YOUR INSTRUCTIONS:
Retype the whole listing verbatim and keep the pictures out of it.

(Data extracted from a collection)
/---

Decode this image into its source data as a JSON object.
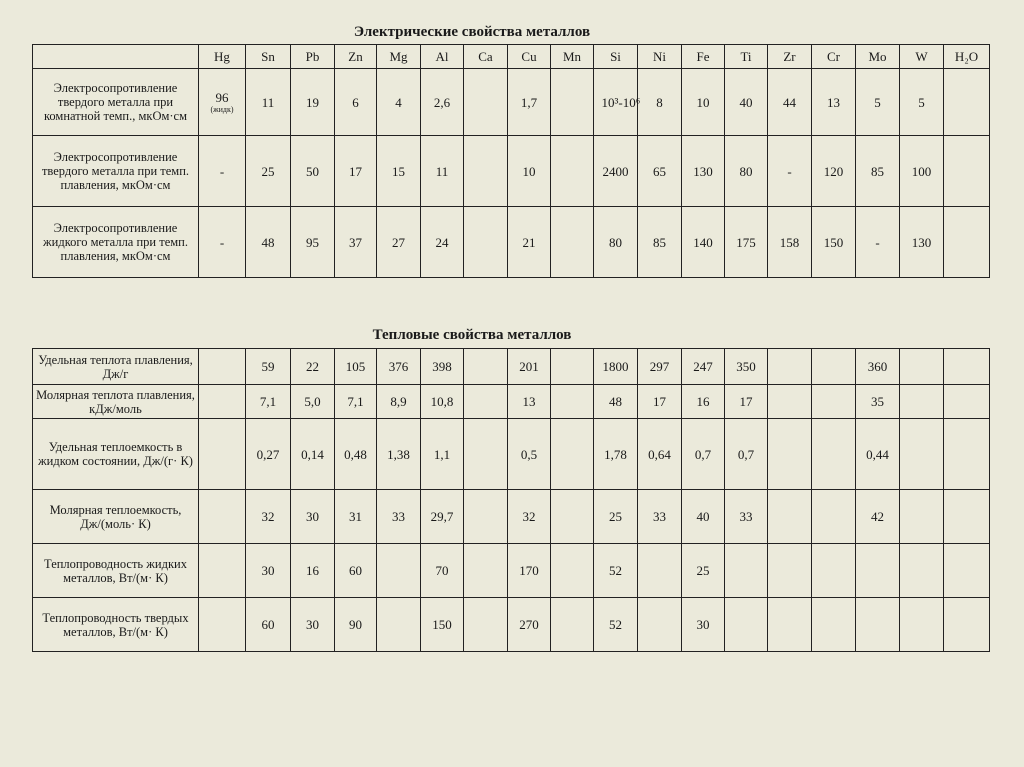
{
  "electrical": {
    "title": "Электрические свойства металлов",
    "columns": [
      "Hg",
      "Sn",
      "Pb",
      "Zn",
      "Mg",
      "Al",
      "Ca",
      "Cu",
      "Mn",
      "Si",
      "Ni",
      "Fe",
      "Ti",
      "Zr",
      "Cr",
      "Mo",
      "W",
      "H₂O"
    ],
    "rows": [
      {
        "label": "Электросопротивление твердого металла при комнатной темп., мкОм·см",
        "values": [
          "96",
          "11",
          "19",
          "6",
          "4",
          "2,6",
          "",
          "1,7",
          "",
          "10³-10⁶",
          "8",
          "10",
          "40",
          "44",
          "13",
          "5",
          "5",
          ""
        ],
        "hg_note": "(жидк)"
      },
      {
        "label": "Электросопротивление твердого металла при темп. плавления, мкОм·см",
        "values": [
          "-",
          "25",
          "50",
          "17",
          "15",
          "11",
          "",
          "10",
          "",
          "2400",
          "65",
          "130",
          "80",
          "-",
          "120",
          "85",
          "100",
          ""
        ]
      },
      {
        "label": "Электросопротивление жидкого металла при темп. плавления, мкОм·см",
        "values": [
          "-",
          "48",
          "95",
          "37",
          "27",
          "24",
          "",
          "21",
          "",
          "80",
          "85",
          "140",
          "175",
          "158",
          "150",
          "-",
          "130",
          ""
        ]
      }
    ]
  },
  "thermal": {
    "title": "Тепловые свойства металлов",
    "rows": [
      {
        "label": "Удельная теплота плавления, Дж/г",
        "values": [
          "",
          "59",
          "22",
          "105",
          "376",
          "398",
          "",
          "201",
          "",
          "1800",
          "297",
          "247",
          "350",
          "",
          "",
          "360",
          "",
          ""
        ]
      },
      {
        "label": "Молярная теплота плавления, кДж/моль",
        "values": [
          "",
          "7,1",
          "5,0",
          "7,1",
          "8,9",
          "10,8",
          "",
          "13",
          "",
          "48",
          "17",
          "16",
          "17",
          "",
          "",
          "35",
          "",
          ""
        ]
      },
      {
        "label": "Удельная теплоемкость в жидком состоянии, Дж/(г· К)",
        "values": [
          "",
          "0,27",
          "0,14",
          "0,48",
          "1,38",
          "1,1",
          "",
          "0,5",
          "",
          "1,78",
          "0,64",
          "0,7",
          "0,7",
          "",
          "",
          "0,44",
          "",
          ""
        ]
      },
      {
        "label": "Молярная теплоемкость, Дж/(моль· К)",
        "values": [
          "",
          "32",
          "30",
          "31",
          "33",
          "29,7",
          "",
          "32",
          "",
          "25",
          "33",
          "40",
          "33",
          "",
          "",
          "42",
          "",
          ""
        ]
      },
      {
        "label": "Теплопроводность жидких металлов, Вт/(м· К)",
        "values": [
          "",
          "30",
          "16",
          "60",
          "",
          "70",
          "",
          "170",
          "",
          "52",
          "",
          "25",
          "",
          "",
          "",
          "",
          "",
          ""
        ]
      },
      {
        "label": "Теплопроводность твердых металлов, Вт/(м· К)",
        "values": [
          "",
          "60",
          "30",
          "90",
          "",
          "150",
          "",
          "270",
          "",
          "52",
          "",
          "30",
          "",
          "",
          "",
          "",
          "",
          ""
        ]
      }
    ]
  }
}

\---

TASK RESULT:
Decode this image into its source data as a JSON object.
{
  "electrical": {
    "title": "Электрические свойства металлов",
    "columns": [
      "Hg",
      "Sn",
      "Pb",
      "Zn",
      "Mg",
      "Al",
      "Ca",
      "Cu",
      "Mn",
      "Si",
      "Ni",
      "Fe",
      "Ti",
      "Zr",
      "Cr",
      "Mo",
      "W",
      "H₂O"
    ],
    "rows": [
      {
        "label": "Электросопротивление твердого металла при комнатной темп., мкОм·см",
        "values": [
          "96",
          "11",
          "19",
          "6",
          "4",
          "2,6",
          "",
          "1,7",
          "",
          "10³-10⁶",
          "8",
          "10",
          "40",
          "44",
          "13",
          "5",
          "5",
          ""
        ],
        "hg_note": "(жидк)"
      },
      {
        "label": "Электросопротивление твердого металла при темп. плавления, мкОм·см",
        "values": [
          "-",
          "25",
          "50",
          "17",
          "15",
          "11",
          "",
          "10",
          "",
          "2400",
          "65",
          "130",
          "80",
          "-",
          "120",
          "85",
          "100",
          ""
        ]
      },
      {
        "label": "Электросопротивление жидкого металла при темп. плавления, мкОм·см",
        "values": [
          "-",
          "48",
          "95",
          "37",
          "27",
          "24",
          "",
          "21",
          "",
          "80",
          "85",
          "140",
          "175",
          "158",
          "150",
          "-",
          "130",
          ""
        ]
      }
    ]
  },
  "thermal": {
    "title": "Тепловые свойства металлов",
    "rows": [
      {
        "label": "Удельная теплота плавления, Дж/г",
        "values": [
          "",
          "59",
          "22",
          "105",
          "376",
          "398",
          "",
          "201",
          "",
          "1800",
          "297",
          "247",
          "350",
          "",
          "",
          "360",
          "",
          ""
        ]
      },
      {
        "label": "Молярная теплота плавления, кДж/моль",
        "values": [
          "",
          "7,1",
          "5,0",
          "7,1",
          "8,9",
          "10,8",
          "",
          "13",
          "",
          "48",
          "17",
          "16",
          "17",
          "",
          "",
          "35",
          "",
          ""
        ]
      },
      {
        "label": "Удельная теплоемкость в жидком состоянии, Дж/(г· К)",
        "values": [
          "",
          "0,27",
          "0,14",
          "0,48",
          "1,38",
          "1,1",
          "",
          "0,5",
          "",
          "1,78",
          "0,64",
          "0,7",
          "0,7",
          "",
          "",
          "0,44",
          "",
          ""
        ]
      },
      {
        "label": "Молярная теплоемкость, Дж/(моль· К)",
        "values": [
          "",
          "32",
          "30",
          "31",
          "33",
          "29,7",
          "",
          "32",
          "",
          "25",
          "33",
          "40",
          "33",
          "",
          "",
          "42",
          "",
          ""
        ]
      },
      {
        "label": "Теплопроводность жидких металлов, Вт/(м· К)",
        "values": [
          "",
          "30",
          "16",
          "60",
          "",
          "70",
          "",
          "170",
          "",
          "52",
          "",
          "25",
          "",
          "",
          "",
          "",
          "",
          ""
        ]
      },
      {
        "label": "Теплопроводность твердых металлов, Вт/(м· К)",
        "values": [
          "",
          "60",
          "30",
          "90",
          "",
          "150",
          "",
          "270",
          "",
          "52",
          "",
          "30",
          "",
          "",
          "",
          "",
          "",
          ""
        ]
      }
    ]
  }
}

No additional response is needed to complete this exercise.